Dataset records
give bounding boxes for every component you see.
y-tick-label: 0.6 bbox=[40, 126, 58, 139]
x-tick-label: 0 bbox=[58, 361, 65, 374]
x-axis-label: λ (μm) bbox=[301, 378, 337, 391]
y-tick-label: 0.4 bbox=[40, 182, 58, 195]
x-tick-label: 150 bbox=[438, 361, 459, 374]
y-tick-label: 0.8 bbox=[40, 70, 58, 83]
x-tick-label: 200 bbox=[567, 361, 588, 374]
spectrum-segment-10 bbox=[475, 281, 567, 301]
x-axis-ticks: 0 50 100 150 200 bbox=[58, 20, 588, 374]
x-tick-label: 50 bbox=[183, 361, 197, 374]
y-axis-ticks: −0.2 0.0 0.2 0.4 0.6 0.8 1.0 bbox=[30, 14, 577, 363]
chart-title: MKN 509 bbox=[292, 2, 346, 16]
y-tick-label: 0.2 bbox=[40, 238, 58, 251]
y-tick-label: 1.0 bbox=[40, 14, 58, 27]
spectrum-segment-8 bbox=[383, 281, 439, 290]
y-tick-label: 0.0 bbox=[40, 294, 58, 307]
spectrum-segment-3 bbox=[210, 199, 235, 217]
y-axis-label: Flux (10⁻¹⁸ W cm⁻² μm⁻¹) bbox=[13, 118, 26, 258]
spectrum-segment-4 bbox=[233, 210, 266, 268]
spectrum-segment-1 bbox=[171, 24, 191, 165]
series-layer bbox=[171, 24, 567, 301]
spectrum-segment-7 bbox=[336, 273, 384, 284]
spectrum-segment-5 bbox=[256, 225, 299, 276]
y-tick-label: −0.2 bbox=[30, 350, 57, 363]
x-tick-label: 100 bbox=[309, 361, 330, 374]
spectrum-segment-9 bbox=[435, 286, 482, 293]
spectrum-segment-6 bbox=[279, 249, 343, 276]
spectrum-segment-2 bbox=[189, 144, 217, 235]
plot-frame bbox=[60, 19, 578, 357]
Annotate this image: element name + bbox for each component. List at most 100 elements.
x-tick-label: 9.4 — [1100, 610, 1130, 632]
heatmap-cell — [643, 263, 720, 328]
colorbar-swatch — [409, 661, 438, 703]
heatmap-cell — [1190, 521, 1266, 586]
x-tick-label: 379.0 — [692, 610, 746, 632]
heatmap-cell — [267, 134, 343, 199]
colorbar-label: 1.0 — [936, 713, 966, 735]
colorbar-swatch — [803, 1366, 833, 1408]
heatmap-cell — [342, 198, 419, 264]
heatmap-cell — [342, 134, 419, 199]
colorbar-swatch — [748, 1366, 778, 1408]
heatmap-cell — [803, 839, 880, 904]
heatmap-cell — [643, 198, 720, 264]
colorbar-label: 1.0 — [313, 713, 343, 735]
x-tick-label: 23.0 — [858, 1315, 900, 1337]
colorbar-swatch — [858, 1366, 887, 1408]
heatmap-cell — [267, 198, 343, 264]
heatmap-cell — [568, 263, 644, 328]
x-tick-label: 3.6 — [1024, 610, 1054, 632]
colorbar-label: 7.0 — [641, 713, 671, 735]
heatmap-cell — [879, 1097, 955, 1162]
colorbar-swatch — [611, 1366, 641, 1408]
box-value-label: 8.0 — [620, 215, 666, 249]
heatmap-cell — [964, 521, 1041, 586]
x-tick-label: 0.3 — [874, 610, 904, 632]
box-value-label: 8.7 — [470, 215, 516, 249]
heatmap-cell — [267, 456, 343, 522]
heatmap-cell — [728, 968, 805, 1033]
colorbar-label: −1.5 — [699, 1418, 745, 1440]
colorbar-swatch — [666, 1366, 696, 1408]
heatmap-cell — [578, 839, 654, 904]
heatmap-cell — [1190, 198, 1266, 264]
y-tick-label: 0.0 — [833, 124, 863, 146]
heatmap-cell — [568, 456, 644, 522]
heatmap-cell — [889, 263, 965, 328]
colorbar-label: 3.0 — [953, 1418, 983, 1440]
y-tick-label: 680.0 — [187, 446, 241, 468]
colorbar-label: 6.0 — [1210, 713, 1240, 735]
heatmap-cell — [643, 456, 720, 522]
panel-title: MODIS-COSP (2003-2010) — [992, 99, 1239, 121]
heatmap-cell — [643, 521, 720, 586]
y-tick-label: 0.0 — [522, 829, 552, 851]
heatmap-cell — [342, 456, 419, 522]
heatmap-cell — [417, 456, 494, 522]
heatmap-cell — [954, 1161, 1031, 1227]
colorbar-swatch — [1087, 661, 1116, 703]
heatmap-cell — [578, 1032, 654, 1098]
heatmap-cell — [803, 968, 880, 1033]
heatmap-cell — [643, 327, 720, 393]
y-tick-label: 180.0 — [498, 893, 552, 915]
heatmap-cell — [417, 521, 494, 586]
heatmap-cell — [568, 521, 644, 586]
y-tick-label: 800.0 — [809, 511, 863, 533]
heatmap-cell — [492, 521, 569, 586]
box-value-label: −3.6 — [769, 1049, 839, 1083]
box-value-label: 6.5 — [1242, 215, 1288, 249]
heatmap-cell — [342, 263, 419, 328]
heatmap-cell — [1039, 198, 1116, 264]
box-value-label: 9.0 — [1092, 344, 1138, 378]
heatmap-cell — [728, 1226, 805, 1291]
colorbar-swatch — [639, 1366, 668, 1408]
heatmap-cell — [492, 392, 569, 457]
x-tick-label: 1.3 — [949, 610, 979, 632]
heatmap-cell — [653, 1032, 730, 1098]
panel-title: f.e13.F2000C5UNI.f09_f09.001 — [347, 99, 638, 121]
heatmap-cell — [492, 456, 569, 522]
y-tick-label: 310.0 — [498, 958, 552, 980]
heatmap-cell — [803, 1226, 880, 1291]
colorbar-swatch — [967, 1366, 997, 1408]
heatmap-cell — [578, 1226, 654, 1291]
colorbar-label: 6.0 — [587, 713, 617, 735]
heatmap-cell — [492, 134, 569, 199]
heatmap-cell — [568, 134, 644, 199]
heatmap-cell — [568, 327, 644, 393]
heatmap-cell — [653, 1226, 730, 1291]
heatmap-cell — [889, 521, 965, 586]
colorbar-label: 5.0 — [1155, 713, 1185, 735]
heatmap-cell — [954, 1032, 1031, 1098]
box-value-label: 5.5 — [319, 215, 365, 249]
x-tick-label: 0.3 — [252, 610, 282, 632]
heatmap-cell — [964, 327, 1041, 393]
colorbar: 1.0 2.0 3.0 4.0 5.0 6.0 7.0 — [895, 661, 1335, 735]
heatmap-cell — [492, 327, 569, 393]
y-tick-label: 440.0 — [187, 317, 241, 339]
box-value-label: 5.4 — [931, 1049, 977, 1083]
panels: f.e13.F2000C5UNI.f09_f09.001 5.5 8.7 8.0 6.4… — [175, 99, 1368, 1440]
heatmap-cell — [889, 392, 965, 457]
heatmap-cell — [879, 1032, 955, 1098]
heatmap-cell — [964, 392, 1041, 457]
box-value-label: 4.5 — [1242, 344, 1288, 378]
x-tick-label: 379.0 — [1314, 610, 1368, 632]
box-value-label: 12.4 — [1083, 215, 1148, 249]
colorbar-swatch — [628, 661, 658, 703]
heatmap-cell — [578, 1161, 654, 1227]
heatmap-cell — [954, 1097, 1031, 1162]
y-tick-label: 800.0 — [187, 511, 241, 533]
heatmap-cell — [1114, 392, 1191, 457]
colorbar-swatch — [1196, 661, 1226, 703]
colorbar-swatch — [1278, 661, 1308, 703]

### STATED PROBLEM
Echo the lines above verbatim.

### TASK RESULT
give bounding boxes for every component you see.
y-tick-label: 0.6 bbox=[40, 126, 58, 139]
x-tick-label: 0 bbox=[58, 361, 65, 374]
x-axis-label: λ (μm) bbox=[301, 378, 337, 391]
y-tick-label: 0.4 bbox=[40, 182, 58, 195]
x-tick-label: 150 bbox=[438, 361, 459, 374]
y-tick-label: 0.8 bbox=[40, 70, 58, 83]
x-tick-label: 200 bbox=[567, 361, 588, 374]
spectrum-segment-10 bbox=[475, 281, 567, 301]
x-axis-ticks: 0 50 100 150 200 bbox=[58, 20, 588, 374]
x-tick-label: 50 bbox=[183, 361, 197, 374]
y-axis-ticks: −0.2 0.0 0.2 0.4 0.6 0.8 1.0 bbox=[30, 14, 577, 363]
chart-title: MKN 509 bbox=[292, 2, 346, 16]
y-tick-label: 0.2 bbox=[40, 238, 58, 251]
y-tick-label: 1.0 bbox=[40, 14, 58, 27]
spectrum-segment-8 bbox=[383, 281, 439, 290]
y-tick-label: 0.0 bbox=[40, 294, 58, 307]
spectrum-segment-3 bbox=[210, 199, 235, 217]
y-axis-label: Flux (10⁻¹⁸ W cm⁻² μm⁻¹) bbox=[13, 118, 26, 258]
spectrum-segment-4 bbox=[233, 210, 266, 268]
spectrum-segment-1 bbox=[171, 24, 191, 165]
series-layer bbox=[171, 24, 567, 301]
spectrum-segment-7 bbox=[336, 273, 384, 284]
spectrum-segment-5 bbox=[256, 225, 299, 276]
y-tick-label: −0.2 bbox=[30, 350, 57, 363]
x-tick-label: 100 bbox=[309, 361, 330, 374]
spectrum-segment-9 bbox=[435, 286, 482, 293]
spectrum-segment-6 bbox=[279, 249, 343, 276]
spectrum-segment-2 bbox=[189, 144, 217, 235]
plot-frame bbox=[60, 19, 578, 357]
Annotate this image: element name + bbox for each component. List at most 100 elements.
x-tick-label: 9.4 — [1100, 610, 1130, 632]
heatmap-cell — [643, 263, 720, 328]
colorbar-swatch — [409, 661, 438, 703]
heatmap-cell — [1190, 521, 1266, 586]
x-tick-label: 379.0 — [692, 610, 746, 632]
heatmap-cell — [267, 134, 343, 199]
colorbar-label: 1.0 — [936, 713, 966, 735]
colorbar-swatch — [803, 1366, 833, 1408]
heatmap-cell — [342, 198, 419, 264]
heatmap-cell — [342, 134, 419, 199]
colorbar-swatch — [748, 1366, 778, 1408]
heatmap-cell — [803, 839, 880, 904]
heatmap-cell — [643, 198, 720, 264]
colorbar-label: 1.0 — [313, 713, 343, 735]
x-tick-label: 23.0 — [858, 1315, 900, 1337]
colorbar-swatch — [858, 1366, 887, 1408]
heatmap-cell — [267, 198, 343, 264]
heatmap-cell — [568, 263, 644, 328]
x-tick-label: 3.6 — [1024, 610, 1054, 632]
colorbar-label: 7.0 — [641, 713, 671, 735]
heatmap-cell — [879, 1097, 955, 1162]
colorbar-swatch — [611, 1366, 641, 1408]
box-value-label: 8.0 — [620, 215, 666, 249]
heatmap-cell — [964, 521, 1041, 586]
x-tick-label: 0.3 — [874, 610, 904, 632]
box-value-label: 8.7 — [470, 215, 516, 249]
heatmap-cell — [267, 456, 343, 522]
heatmap-cell — [728, 968, 805, 1033]
colorbar-label: −1.5 — [699, 1418, 745, 1440]
colorbar-swatch — [666, 1366, 696, 1408]
heatmap-cell — [578, 839, 654, 904]
heatmap-cell — [1190, 198, 1266, 264]
y-tick-label: 0.0 — [833, 124, 863, 146]
heatmap-cell — [568, 456, 644, 522]
heatmap-cell — [889, 263, 965, 328]
colorbar-label: 3.0 — [953, 1418, 983, 1440]
y-tick-label: 680.0 — [187, 446, 241, 468]
colorbar-label: 6.0 — [1210, 713, 1240, 735]
heatmap-cell — [643, 456, 720, 522]
panel-title: MODIS-COSP (2003-2010) — [992, 99, 1239, 121]
heatmap-cell — [643, 521, 720, 586]
y-tick-label: 0.0 — [522, 829, 552, 851]
heatmap-cell — [342, 456, 419, 522]
heatmap-cell — [417, 456, 494, 522]
heatmap-cell — [954, 1161, 1031, 1227]
colorbar-swatch — [1087, 661, 1116, 703]
heatmap-cell — [578, 1032, 654, 1098]
heatmap-cell — [803, 968, 880, 1033]
heatmap-cell — [643, 327, 720, 393]
y-tick-label: 180.0 — [498, 893, 552, 915]
heatmap-cell — [417, 521, 494, 586]
heatmap-cell — [568, 521, 644, 586]
y-tick-label: 800.0 — [809, 511, 863, 533]
heatmap-cell — [492, 521, 569, 586]
box-value-label: −3.6 — [769, 1049, 839, 1083]
box-value-label: 6.5 — [1242, 215, 1288, 249]
heatmap-cell — [342, 263, 419, 328]
heatmap-cell — [1039, 198, 1116, 264]
box-value-label: 9.0 — [1092, 344, 1138, 378]
heatmap-cell — [728, 1226, 805, 1291]
colorbar-swatch — [639, 1366, 668, 1408]
heatmap-cell — [492, 392, 569, 457]
x-tick-label: 1.3 — [949, 610, 979, 632]
heatmap-cell — [653, 1032, 730, 1098]
panel-title: f.e13.F2000C5UNI.f09_f09.001 — [347, 99, 638, 121]
heatmap-cell — [492, 456, 569, 522]
y-tick-label: 310.0 — [498, 958, 552, 980]
heatmap-cell — [803, 1226, 880, 1291]
colorbar-swatch — [967, 1366, 997, 1408]
heatmap-cell — [578, 1226, 654, 1291]
colorbar-label: 6.0 — [587, 713, 617, 735]
heatmap-cell — [492, 134, 569, 199]
heatmap-cell — [568, 134, 644, 199]
heatmap-cell — [568, 327, 644, 393]
heatmap-cell — [653, 1226, 730, 1291]
heatmap-cell — [889, 521, 965, 586]
colorbar-label: 5.0 — [1155, 713, 1185, 735]
heatmap-cell — [954, 1032, 1031, 1098]
box-value-label: 5.5 — [319, 215, 365, 249]
x-tick-label: 0.3 — [252, 610, 282, 632]
heatmap-cell — [964, 327, 1041, 393]
colorbar: 1.0 2.0 3.0 4.0 5.0 6.0 7.0 — [895, 661, 1335, 735]
heatmap-cell — [492, 327, 569, 393]
y-tick-label: 440.0 — [187, 317, 241, 339]
box-value-label: 5.4 — [931, 1049, 977, 1083]
panels: f.e13.F2000C5UNI.f09_f09.001 5.5 8.7 8.0 6.4… — [175, 99, 1368, 1440]
heatmap-cell — [889, 392, 965, 457]
heatmap-cell — [879, 1032, 955, 1098]
heatmap-cell — [964, 392, 1041, 457]
box-value-label: 4.5 — [1242, 344, 1288, 378]
x-tick-label: 379.0 — [1314, 610, 1368, 632]
box-value-label: 12.4 — [1083, 215, 1148, 249]
colorbar-swatch — [628, 661, 658, 703]
heatmap-cell — [578, 1161, 654, 1227]
heatmap-cell — [954, 1097, 1031, 1162]
y-tick-label: 800.0 — [187, 511, 241, 533]
heatmap-cell — [1114, 392, 1191, 457]
colorbar-swatch — [1196, 661, 1226, 703]
colorbar-swatch — [1278, 661, 1308, 703]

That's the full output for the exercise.